_Exercise task_
From the entries that follow, gather each line holding the word "ylabel".

[Dataset rows]
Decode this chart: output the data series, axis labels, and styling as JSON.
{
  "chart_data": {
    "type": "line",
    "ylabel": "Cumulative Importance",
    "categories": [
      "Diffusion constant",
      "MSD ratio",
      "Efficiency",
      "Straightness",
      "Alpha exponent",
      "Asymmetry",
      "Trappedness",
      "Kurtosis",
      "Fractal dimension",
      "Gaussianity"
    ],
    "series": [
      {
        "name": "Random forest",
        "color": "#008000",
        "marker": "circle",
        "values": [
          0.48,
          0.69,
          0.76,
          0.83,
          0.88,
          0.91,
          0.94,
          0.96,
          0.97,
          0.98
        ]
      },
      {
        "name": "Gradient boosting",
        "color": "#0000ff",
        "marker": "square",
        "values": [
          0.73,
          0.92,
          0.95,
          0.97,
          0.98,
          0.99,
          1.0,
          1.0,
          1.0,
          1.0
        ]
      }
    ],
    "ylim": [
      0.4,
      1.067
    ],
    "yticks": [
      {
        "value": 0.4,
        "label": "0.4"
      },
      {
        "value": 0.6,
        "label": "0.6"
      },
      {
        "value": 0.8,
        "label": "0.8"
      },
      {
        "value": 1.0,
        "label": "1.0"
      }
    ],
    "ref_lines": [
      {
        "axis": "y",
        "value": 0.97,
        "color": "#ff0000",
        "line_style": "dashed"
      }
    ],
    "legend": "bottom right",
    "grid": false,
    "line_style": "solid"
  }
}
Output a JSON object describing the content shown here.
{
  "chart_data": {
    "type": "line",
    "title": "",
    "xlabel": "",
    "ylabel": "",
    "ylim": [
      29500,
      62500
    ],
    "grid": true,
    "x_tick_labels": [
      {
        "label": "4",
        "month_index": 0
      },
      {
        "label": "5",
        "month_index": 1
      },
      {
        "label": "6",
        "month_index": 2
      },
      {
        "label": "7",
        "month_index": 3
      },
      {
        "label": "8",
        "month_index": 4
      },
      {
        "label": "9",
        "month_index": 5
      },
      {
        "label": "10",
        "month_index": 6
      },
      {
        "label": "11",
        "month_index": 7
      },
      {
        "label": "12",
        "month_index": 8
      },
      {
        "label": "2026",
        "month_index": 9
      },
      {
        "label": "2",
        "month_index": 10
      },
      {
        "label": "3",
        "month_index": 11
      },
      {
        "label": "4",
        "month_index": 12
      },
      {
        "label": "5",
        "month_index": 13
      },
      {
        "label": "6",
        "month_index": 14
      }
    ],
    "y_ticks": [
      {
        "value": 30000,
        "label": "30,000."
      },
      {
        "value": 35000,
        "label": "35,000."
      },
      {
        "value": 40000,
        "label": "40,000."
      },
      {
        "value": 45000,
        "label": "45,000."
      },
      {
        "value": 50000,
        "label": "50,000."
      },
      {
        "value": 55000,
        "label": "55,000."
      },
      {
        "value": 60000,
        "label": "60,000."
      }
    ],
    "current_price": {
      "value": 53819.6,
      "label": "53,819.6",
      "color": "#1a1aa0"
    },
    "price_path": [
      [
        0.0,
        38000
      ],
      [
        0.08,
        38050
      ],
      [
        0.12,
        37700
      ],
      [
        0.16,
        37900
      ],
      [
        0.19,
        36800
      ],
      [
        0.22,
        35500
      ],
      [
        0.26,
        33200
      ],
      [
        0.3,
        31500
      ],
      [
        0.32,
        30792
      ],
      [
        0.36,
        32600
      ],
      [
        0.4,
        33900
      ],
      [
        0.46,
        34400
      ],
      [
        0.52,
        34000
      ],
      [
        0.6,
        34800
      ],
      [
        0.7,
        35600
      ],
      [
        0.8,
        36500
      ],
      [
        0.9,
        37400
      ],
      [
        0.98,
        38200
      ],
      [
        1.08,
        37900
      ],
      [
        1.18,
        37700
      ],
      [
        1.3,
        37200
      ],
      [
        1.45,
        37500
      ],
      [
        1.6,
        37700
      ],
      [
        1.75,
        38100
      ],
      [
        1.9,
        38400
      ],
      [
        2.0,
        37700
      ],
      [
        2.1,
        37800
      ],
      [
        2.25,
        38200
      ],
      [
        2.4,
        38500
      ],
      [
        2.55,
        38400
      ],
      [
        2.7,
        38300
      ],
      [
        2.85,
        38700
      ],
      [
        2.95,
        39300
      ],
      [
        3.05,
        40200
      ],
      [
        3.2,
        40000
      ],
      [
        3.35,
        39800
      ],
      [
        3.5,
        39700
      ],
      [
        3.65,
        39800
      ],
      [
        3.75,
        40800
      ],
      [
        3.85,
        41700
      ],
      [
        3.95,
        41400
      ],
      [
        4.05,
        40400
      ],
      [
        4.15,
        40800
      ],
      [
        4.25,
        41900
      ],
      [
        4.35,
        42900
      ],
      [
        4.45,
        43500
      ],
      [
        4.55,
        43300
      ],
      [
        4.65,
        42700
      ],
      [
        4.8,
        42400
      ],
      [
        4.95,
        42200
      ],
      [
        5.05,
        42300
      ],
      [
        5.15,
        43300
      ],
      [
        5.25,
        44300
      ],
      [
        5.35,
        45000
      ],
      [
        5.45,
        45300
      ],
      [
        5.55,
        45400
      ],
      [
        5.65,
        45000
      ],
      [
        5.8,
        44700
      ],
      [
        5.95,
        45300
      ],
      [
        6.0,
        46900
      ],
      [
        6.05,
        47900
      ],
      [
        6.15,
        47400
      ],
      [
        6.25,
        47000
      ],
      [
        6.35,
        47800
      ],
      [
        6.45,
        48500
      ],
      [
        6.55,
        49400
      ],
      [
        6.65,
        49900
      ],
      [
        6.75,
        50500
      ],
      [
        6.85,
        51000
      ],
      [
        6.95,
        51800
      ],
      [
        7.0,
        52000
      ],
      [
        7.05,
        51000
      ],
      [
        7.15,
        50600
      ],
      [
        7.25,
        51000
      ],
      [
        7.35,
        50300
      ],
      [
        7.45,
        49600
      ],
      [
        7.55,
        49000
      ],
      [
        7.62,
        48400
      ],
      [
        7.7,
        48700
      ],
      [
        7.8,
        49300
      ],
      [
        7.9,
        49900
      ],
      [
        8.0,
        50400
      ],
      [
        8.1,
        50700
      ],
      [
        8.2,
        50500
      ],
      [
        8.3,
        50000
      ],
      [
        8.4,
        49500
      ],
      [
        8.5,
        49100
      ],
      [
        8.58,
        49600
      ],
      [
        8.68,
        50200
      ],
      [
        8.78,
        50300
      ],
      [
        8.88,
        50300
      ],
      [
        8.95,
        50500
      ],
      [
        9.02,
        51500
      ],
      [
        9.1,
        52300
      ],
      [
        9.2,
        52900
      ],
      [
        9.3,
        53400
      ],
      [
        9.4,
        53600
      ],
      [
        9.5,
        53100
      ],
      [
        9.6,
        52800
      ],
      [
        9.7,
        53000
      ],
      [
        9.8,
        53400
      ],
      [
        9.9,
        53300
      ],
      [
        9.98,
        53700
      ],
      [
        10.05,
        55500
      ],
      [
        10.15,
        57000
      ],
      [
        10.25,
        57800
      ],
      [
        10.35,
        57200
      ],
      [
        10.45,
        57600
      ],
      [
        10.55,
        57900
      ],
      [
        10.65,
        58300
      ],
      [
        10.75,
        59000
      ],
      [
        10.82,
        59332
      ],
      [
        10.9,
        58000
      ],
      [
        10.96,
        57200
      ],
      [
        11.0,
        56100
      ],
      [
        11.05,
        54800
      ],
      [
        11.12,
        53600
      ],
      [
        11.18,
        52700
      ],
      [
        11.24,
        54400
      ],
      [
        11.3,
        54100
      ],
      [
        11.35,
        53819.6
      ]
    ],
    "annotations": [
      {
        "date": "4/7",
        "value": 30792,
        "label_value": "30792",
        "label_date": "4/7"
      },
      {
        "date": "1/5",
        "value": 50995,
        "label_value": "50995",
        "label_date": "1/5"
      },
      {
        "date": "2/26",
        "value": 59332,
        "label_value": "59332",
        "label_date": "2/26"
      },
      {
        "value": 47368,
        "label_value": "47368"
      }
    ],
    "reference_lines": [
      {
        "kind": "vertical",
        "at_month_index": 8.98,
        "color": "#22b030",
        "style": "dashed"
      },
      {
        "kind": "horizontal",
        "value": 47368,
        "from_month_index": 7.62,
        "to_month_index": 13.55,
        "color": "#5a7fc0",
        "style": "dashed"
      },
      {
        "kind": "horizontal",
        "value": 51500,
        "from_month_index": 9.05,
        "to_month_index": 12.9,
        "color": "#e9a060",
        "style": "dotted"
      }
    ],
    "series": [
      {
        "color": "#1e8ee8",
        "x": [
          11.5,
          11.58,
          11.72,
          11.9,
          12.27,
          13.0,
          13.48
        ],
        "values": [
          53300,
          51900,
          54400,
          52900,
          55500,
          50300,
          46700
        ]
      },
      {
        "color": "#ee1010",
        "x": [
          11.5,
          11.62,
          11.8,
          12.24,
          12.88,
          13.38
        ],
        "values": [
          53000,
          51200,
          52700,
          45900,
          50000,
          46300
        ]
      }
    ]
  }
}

_Solution_
    "ylabel": "Cumulative Importance",
    "ylabel": "",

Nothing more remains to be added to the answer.